Data entries:
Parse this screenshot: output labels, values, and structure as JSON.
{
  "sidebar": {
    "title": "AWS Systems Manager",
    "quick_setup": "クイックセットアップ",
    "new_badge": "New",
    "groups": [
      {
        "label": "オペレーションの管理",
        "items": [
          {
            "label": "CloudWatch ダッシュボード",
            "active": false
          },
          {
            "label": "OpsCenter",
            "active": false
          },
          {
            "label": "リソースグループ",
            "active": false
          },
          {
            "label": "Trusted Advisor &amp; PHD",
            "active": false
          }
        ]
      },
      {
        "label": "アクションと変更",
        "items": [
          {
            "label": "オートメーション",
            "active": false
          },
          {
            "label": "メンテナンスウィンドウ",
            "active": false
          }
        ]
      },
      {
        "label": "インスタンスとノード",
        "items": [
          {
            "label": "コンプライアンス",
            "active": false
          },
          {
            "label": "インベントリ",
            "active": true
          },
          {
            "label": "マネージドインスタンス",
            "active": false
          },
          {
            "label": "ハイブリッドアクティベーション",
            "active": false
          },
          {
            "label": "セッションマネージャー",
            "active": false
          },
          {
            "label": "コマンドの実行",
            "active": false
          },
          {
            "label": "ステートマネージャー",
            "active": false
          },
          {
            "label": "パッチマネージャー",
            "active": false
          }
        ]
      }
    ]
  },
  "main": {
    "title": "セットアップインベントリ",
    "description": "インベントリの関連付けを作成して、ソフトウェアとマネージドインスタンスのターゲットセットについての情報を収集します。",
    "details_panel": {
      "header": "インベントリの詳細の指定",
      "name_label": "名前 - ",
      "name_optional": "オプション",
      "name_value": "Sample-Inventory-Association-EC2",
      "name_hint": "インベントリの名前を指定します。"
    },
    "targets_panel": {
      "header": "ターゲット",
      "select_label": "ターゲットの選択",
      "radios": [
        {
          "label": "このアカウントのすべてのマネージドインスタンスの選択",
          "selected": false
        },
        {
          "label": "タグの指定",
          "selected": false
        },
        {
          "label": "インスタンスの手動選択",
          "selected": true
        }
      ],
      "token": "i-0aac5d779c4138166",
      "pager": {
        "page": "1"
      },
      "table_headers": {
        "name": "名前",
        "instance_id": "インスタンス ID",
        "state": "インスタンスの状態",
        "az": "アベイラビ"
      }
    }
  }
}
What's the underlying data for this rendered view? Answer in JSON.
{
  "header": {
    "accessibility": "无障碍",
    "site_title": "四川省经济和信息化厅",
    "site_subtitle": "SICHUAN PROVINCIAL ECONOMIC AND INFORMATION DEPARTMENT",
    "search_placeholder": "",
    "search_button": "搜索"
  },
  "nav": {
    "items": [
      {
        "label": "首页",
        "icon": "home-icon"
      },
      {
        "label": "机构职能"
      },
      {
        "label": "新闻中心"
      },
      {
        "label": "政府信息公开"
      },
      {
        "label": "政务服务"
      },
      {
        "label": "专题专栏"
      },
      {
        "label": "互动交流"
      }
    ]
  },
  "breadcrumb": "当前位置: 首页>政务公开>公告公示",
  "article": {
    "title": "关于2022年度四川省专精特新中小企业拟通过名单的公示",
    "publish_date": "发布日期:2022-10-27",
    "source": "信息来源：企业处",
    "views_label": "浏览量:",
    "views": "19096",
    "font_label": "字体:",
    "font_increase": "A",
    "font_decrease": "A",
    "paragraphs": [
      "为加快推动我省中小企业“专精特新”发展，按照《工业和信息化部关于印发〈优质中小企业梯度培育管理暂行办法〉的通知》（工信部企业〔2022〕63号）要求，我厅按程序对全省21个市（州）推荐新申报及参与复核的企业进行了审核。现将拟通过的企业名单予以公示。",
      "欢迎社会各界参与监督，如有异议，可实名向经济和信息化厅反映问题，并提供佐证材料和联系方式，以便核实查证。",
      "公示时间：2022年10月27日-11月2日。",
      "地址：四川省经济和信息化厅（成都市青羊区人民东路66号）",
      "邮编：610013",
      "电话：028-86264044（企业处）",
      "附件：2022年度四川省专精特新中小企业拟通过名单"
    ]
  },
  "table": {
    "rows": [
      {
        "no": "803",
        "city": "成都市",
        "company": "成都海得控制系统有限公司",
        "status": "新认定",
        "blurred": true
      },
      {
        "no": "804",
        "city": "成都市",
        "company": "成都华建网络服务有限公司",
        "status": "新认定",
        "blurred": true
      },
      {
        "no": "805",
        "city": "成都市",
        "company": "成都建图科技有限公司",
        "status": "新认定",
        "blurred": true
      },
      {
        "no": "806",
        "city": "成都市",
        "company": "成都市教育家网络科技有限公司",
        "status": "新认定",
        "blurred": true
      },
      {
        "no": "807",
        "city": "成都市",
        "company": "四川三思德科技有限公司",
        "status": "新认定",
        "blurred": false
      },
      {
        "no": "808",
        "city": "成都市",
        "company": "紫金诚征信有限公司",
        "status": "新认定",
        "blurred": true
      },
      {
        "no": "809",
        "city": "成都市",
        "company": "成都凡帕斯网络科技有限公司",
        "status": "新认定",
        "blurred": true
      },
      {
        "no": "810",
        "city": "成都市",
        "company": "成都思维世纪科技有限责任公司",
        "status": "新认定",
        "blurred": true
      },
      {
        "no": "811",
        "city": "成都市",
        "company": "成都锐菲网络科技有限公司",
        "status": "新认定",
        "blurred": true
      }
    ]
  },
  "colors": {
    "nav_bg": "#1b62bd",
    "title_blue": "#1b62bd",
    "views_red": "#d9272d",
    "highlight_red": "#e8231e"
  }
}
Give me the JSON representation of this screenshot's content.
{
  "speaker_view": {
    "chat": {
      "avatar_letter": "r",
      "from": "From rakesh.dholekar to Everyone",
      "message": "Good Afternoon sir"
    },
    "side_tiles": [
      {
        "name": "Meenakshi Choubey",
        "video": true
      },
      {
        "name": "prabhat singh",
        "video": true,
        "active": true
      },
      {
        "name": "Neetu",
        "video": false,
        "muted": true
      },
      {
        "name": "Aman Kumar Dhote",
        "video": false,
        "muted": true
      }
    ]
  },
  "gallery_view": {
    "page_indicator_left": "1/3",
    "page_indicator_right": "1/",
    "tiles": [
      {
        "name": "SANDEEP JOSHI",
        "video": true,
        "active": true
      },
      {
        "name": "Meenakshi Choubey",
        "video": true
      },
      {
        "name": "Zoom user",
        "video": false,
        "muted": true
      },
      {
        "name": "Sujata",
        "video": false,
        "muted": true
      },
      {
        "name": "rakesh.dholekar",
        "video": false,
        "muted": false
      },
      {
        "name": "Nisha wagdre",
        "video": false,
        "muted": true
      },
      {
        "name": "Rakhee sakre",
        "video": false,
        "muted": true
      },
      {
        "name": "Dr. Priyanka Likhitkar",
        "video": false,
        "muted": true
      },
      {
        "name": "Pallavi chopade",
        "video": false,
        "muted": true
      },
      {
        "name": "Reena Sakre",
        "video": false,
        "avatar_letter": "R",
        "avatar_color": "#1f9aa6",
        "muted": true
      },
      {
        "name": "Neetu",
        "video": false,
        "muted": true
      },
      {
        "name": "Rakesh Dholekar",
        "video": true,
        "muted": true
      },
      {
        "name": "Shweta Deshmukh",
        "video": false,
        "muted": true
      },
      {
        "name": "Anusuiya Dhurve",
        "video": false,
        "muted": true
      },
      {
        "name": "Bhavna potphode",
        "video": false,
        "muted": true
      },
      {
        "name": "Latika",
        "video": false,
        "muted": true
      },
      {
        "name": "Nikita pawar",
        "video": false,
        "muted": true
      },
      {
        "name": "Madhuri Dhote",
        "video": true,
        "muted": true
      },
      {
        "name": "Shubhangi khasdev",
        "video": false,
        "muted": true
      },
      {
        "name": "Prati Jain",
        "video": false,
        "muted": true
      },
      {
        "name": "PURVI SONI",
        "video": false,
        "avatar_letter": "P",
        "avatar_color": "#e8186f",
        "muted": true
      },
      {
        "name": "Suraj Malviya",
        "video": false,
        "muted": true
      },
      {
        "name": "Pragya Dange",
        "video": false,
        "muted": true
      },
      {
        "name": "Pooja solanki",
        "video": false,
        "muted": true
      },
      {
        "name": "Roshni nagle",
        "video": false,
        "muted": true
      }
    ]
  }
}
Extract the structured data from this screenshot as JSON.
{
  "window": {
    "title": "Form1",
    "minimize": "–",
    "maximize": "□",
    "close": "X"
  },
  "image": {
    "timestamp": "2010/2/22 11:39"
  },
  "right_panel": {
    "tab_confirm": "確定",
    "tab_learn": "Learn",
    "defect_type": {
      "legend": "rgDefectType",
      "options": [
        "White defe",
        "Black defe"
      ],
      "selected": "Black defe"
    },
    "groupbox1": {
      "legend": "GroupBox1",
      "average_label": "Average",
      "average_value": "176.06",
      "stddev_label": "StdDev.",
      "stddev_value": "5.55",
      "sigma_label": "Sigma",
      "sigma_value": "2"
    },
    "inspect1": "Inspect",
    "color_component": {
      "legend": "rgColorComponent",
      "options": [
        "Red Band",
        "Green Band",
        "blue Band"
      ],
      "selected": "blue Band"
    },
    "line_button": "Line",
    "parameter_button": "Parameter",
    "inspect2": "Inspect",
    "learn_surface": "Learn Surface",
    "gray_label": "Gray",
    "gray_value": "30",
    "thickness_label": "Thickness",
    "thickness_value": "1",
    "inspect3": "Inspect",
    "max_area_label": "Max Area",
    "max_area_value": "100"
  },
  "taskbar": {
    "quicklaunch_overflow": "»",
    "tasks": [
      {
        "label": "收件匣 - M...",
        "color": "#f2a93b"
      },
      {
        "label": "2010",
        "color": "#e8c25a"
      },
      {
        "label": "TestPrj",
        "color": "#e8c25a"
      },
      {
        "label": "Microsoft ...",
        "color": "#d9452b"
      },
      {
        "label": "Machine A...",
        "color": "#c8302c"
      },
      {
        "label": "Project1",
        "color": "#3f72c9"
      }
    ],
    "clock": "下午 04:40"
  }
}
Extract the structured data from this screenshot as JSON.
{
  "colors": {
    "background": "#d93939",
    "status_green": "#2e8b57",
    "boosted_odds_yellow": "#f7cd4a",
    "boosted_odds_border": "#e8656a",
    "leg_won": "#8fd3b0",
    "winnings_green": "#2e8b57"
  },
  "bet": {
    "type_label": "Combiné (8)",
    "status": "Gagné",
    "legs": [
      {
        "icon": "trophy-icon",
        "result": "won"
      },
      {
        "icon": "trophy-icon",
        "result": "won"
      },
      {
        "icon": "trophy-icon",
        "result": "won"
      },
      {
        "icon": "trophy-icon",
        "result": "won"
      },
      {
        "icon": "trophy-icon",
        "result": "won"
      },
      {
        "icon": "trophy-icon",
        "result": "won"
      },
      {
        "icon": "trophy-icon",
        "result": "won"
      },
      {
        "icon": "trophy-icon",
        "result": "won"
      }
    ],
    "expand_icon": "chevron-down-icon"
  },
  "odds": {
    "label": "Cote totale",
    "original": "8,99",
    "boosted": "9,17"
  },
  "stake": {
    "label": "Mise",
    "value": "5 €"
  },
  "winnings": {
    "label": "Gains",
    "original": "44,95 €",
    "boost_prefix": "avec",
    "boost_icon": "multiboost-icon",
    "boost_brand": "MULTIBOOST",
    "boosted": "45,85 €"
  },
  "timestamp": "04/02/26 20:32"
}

# To be done:
Copy each line above that contains the string "selected".

# Correct result:
          "selected": false
          "selected": false
          "selected": true
      "selected": "Black defe"
      "selected": "blue Band"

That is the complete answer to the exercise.